[EXERCISE AIM] Wherever the word "into" appears in a line, copy that line.
--- DATA ENTRIES ---
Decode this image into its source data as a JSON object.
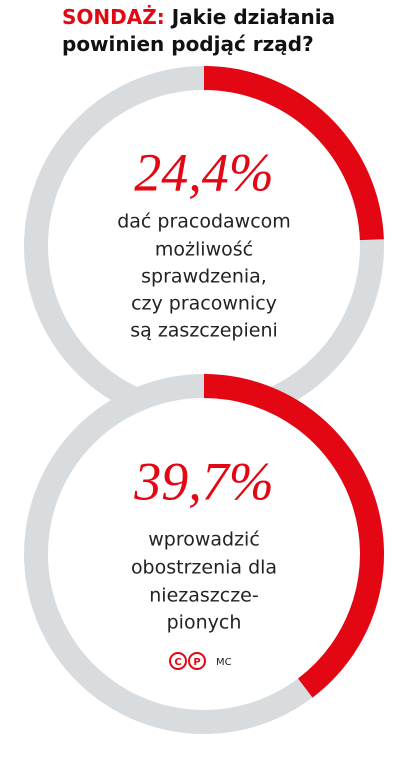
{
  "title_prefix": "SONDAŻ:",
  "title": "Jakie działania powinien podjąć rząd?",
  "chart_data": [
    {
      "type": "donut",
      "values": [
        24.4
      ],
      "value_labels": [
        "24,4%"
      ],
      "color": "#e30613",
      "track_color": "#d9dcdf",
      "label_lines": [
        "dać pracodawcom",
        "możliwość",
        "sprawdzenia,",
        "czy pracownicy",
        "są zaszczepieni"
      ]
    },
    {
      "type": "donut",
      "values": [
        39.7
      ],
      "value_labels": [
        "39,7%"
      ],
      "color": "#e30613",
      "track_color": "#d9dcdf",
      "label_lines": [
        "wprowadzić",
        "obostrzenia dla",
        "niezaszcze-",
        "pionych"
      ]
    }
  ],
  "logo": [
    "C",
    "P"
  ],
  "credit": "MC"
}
---
--- DATA ENTRIES ---
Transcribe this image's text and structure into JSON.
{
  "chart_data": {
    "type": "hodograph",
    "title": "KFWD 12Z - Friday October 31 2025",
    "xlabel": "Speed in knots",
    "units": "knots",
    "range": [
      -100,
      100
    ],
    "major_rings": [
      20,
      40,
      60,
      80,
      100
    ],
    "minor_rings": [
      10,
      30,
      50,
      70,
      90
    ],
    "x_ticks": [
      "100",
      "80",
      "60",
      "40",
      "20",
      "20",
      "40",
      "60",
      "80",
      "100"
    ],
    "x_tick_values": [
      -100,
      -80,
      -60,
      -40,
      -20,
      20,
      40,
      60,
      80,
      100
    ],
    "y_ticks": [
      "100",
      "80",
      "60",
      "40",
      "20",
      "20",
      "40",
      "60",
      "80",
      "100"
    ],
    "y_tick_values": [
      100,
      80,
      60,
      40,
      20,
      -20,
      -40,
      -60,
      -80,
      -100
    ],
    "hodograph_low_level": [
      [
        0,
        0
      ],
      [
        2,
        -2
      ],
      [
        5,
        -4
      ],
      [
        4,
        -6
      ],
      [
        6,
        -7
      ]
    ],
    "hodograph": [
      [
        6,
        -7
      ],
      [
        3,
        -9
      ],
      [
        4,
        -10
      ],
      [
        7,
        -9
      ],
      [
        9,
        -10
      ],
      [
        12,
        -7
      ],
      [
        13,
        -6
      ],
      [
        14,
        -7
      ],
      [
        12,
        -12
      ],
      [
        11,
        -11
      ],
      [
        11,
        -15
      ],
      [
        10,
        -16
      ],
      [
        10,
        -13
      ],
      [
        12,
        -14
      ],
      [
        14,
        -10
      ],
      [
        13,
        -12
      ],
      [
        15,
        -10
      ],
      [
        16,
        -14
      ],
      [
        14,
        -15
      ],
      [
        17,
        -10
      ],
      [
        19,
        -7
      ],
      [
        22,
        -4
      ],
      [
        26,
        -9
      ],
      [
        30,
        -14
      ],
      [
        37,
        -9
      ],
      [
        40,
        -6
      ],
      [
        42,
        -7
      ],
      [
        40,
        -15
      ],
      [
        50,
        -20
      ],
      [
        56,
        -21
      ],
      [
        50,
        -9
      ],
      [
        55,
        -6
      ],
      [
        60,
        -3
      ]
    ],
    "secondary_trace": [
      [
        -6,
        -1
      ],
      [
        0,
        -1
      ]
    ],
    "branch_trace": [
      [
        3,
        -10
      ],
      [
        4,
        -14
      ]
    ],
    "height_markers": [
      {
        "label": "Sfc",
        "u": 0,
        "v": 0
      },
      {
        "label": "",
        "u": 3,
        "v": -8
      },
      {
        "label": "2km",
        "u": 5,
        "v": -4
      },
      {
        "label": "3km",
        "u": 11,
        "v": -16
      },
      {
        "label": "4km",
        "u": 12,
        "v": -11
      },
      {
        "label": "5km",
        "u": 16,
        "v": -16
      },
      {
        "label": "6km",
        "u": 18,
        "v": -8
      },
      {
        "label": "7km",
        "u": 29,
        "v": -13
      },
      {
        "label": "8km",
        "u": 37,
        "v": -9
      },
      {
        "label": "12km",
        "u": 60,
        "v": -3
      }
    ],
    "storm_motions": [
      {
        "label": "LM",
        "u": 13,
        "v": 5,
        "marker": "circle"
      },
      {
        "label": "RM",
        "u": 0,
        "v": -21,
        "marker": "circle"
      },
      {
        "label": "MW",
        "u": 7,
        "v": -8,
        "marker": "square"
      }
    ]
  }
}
---
[EXPECTED ANSWER]
Decode this image into its source data as a JSON object.
Transcribe this image's text and structure into JSON.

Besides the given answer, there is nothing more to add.